-- The records start --

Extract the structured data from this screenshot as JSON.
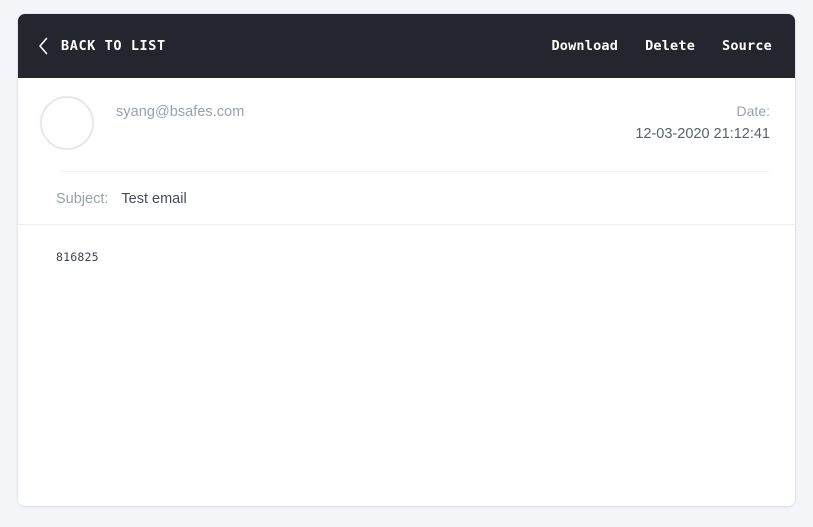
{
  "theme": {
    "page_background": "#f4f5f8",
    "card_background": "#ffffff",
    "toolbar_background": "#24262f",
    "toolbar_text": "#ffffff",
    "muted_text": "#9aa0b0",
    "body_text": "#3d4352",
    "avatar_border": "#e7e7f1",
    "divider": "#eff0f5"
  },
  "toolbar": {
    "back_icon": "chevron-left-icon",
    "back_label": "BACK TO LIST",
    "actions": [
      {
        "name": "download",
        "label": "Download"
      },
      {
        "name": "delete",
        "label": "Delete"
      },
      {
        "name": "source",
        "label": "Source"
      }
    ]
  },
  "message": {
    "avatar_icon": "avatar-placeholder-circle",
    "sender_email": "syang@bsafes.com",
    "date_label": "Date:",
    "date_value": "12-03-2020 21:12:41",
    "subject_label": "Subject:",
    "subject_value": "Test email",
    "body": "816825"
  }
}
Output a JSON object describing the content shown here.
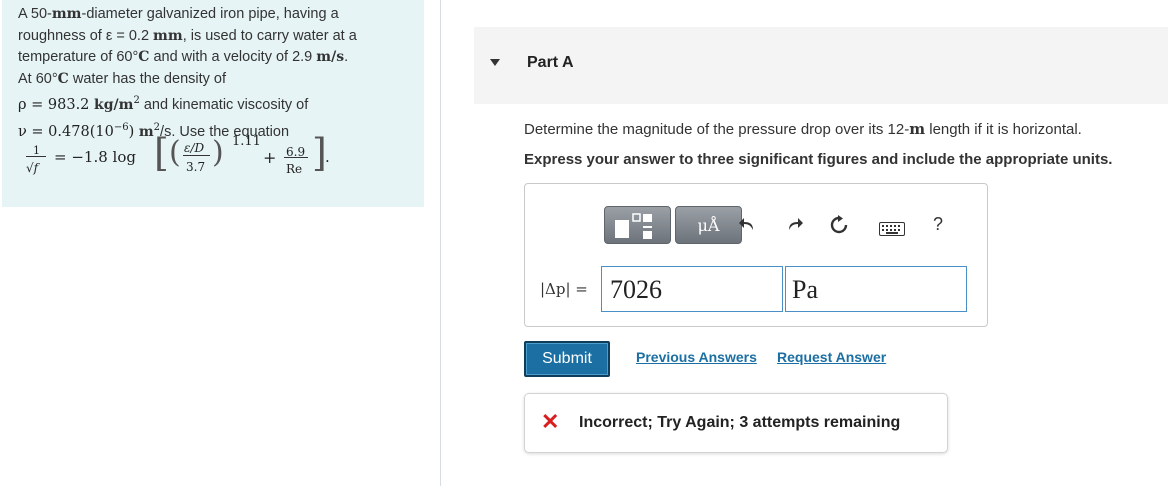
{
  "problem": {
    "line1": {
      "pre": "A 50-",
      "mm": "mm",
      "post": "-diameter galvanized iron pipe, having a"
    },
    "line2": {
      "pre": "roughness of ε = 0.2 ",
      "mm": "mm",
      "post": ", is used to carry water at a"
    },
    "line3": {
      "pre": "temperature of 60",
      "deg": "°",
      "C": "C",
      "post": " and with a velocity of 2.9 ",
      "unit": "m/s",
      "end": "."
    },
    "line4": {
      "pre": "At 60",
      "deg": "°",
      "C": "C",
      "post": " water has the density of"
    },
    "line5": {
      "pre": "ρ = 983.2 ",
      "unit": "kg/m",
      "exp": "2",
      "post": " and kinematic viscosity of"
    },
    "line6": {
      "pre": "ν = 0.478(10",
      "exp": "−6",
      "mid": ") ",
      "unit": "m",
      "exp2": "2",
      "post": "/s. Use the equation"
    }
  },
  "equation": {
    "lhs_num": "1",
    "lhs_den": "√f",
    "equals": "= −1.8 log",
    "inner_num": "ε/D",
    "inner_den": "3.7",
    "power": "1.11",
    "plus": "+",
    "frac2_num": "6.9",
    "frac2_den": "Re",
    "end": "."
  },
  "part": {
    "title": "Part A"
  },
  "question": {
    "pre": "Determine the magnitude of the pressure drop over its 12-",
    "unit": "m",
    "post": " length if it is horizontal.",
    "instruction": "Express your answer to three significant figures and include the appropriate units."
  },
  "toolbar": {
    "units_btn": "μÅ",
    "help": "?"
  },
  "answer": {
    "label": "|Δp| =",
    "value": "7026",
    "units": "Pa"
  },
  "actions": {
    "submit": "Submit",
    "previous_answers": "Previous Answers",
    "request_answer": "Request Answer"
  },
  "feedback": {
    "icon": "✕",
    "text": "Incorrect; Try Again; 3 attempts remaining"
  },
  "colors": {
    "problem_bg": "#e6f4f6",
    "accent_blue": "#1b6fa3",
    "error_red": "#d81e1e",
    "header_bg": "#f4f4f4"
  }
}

-- The records end --
-- The records start --

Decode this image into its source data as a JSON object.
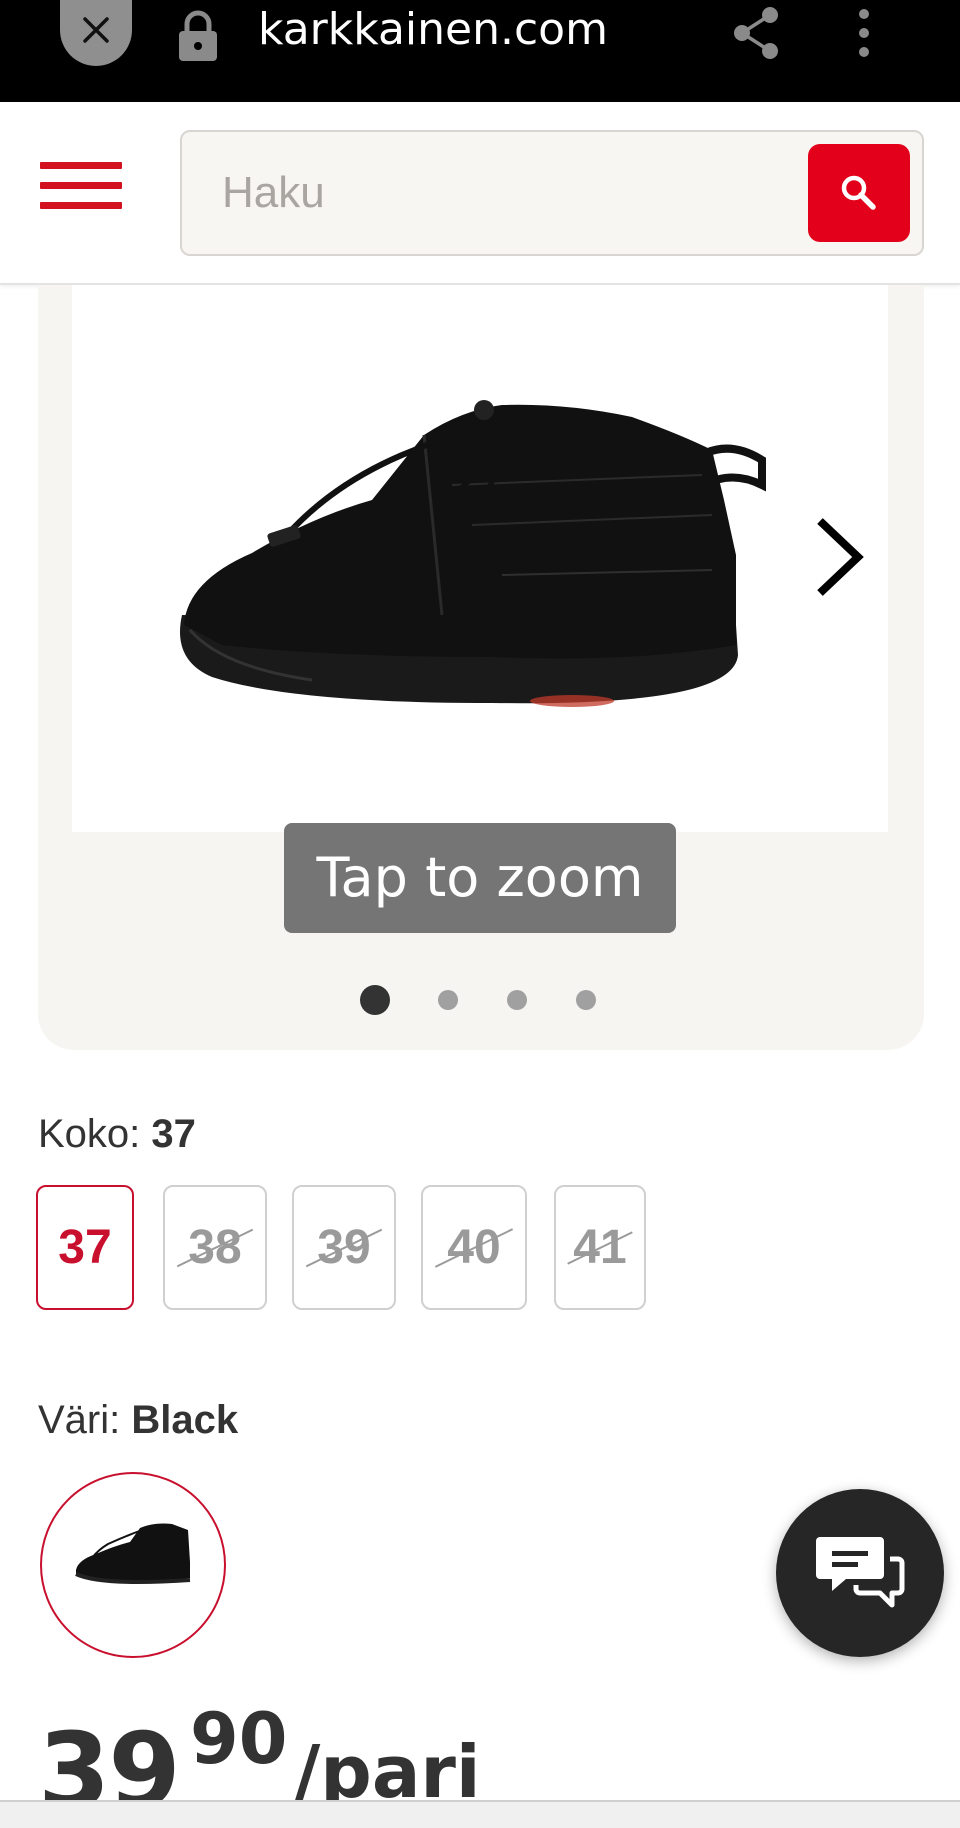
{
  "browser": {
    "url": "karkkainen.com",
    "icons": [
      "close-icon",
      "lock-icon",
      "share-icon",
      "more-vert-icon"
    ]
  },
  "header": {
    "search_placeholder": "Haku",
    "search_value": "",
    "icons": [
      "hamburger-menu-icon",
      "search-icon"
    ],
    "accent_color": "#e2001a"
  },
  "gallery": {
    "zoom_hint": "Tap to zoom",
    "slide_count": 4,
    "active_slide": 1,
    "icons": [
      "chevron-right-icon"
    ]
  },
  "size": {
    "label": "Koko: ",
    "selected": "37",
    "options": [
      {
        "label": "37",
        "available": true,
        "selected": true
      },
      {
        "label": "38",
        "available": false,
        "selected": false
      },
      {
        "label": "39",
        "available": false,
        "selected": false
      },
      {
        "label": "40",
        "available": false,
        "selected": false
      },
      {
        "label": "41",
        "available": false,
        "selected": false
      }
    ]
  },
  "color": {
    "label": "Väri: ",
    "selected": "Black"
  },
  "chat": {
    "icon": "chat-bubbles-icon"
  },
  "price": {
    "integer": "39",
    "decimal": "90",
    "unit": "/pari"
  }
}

-- The records end --

> **Given task**: Write out each line of the data that holds the string "water".

> **Correct result**:
      "post": ", is used to carry water at a"
      "post": " water has the density of"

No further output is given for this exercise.